(Dataset records)
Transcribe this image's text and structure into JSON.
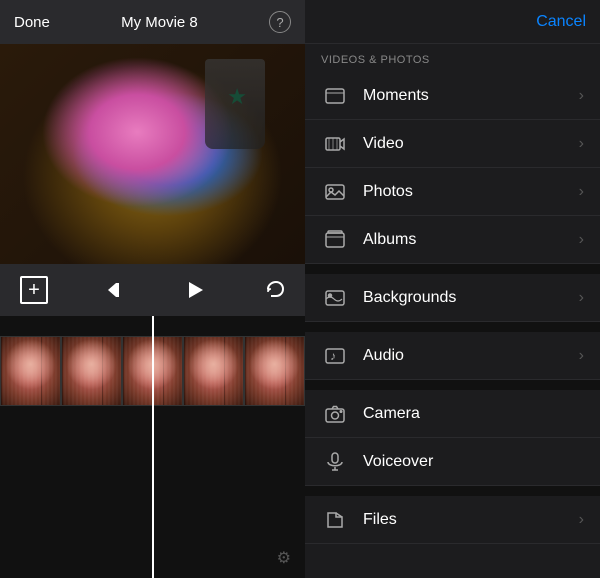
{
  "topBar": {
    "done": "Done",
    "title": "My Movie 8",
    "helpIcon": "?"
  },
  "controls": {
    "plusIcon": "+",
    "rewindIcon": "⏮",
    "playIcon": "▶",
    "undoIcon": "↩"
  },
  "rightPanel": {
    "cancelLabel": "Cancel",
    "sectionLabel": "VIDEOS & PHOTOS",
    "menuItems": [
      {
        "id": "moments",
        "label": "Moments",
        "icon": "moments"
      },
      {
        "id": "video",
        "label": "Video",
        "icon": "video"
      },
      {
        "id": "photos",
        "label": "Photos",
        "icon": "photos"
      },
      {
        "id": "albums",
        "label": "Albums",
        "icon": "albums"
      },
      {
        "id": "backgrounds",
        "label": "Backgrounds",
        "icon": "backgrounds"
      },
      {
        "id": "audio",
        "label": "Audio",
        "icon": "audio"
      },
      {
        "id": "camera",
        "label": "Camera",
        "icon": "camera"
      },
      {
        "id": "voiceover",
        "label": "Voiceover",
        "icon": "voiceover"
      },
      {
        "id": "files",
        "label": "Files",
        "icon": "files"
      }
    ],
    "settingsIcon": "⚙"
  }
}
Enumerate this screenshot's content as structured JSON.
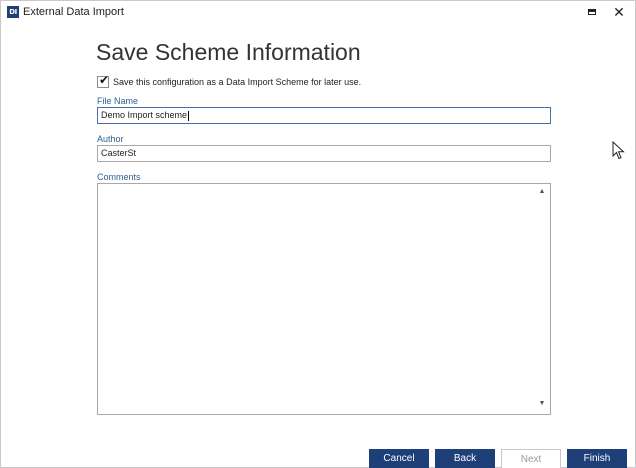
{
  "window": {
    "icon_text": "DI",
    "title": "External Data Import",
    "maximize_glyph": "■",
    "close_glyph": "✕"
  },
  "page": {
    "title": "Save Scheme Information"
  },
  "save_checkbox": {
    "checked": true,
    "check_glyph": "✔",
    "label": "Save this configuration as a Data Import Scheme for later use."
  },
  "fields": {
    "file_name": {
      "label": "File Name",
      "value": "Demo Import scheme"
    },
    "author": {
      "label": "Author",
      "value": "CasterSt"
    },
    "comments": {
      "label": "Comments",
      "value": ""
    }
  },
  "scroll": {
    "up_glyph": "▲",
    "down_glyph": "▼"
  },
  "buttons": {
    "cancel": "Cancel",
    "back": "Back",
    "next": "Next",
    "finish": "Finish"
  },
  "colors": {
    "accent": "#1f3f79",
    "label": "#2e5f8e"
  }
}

Required task – Please repeat the entries exactly. Do not include the pictures.

Exercise response –
Transcribe this image's text and structure into JSON.
{
  "topBar": {
    "done": "Done",
    "title": "My Movie 8",
    "helpIcon": "?"
  },
  "controls": {
    "plusIcon": "+",
    "rewindIcon": "⏮",
    "playIcon": "▶",
    "undoIcon": "↩"
  },
  "rightPanel": {
    "cancelLabel": "Cancel",
    "sectionLabel": "VIDEOS & PHOTOS",
    "menuItems": [
      {
        "id": "moments",
        "label": "Moments",
        "icon": "moments"
      },
      {
        "id": "video",
        "label": "Video",
        "icon": "video"
      },
      {
        "id": "photos",
        "label": "Photos",
        "icon": "photos"
      },
      {
        "id": "albums",
        "label": "Albums",
        "icon": "albums"
      },
      {
        "id": "backgrounds",
        "label": "Backgrounds",
        "icon": "backgrounds"
      },
      {
        "id": "audio",
        "label": "Audio",
        "icon": "audio"
      },
      {
        "id": "camera",
        "label": "Camera",
        "icon": "camera"
      },
      {
        "id": "voiceover",
        "label": "Voiceover",
        "icon": "voiceover"
      },
      {
        "id": "files",
        "label": "Files",
        "icon": "files"
      }
    ],
    "settingsIcon": "⚙"
  }
}
Enumerate this screenshot's content as structured JSON.
{
  "window": {
    "icon_text": "DI",
    "title": "External Data Import",
    "maximize_glyph": "■",
    "close_glyph": "✕"
  },
  "page": {
    "title": "Save Scheme Information"
  },
  "save_checkbox": {
    "checked": true,
    "check_glyph": "✔",
    "label": "Save this configuration as a Data Import Scheme for later use."
  },
  "fields": {
    "file_name": {
      "label": "File Name",
      "value": "Demo Import scheme"
    },
    "author": {
      "label": "Author",
      "value": "CasterSt"
    },
    "comments": {
      "label": "Comments",
      "value": ""
    }
  },
  "scroll": {
    "up_glyph": "▲",
    "down_glyph": "▼"
  },
  "buttons": {
    "cancel": "Cancel",
    "back": "Back",
    "next": "Next",
    "finish": "Finish"
  },
  "colors": {
    "accent": "#1f3f79",
    "label": "#2e5f8e"
  }
}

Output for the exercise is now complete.